Records excerpted from a collection -
--

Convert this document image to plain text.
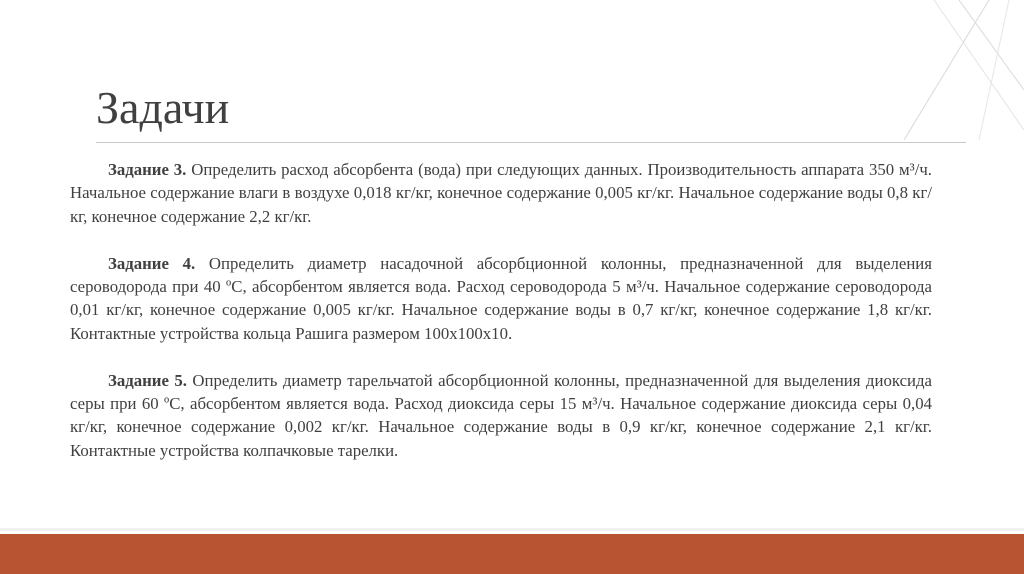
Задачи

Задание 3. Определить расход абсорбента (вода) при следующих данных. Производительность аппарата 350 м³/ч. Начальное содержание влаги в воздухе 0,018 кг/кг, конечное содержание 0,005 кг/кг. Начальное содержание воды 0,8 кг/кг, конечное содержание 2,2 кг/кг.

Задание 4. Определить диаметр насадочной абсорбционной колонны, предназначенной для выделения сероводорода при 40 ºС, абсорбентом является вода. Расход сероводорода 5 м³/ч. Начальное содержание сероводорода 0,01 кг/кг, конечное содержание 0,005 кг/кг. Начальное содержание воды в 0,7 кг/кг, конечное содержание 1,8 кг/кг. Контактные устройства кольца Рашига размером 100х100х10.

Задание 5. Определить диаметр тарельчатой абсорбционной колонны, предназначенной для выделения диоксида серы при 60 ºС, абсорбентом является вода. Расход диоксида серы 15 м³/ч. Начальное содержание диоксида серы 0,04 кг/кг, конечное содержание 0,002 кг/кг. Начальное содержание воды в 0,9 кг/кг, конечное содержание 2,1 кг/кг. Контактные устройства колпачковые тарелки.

--

Find every line that has "Начальное" in it, then return those lines.

Задание 3. Определить расход абсорбента (вода) при следующих данных. Производительность аппарата 350 м³/ч. Начальное содержание влаги в воздухе 0,018 кг/кг, конечное содержание 0,005 кг/кг. Начальное содержание воды 0,8 кг/кг, конечное содержание 2,2 кг/кг.
Задание 4. Определить диаметр насадочной абсорбционной колонны, предназначенной для выделения сероводорода при 40 ºС, абсорбентом является вода. Расход сероводорода 5 м³/ч. Начальное содержание сероводорода 0,01 кг/кг, конечное содержание 0,005 кг/кг. Начальное содержание воды в 0,7 кг/кг, конечное содержание 1,8 кг/кг. Контактные устройства кольца Рашига размером 100х100х10.
Задание 5. Определить диаметр тарельчатой абсорбционной колонны, предназначенной для выделения диоксида серы при 60 ºС, абсорбентом является вода. Расход диоксида серы 15 м³/ч. Начальное содержание диоксида серы 0,04 кг/кг, конечное содержание 0,002 кг/кг. Начальное содержание воды в 0,9 кг/кг, конечное содержание 2,1 кг/кг. Контактные устройства колпачковые тарелки.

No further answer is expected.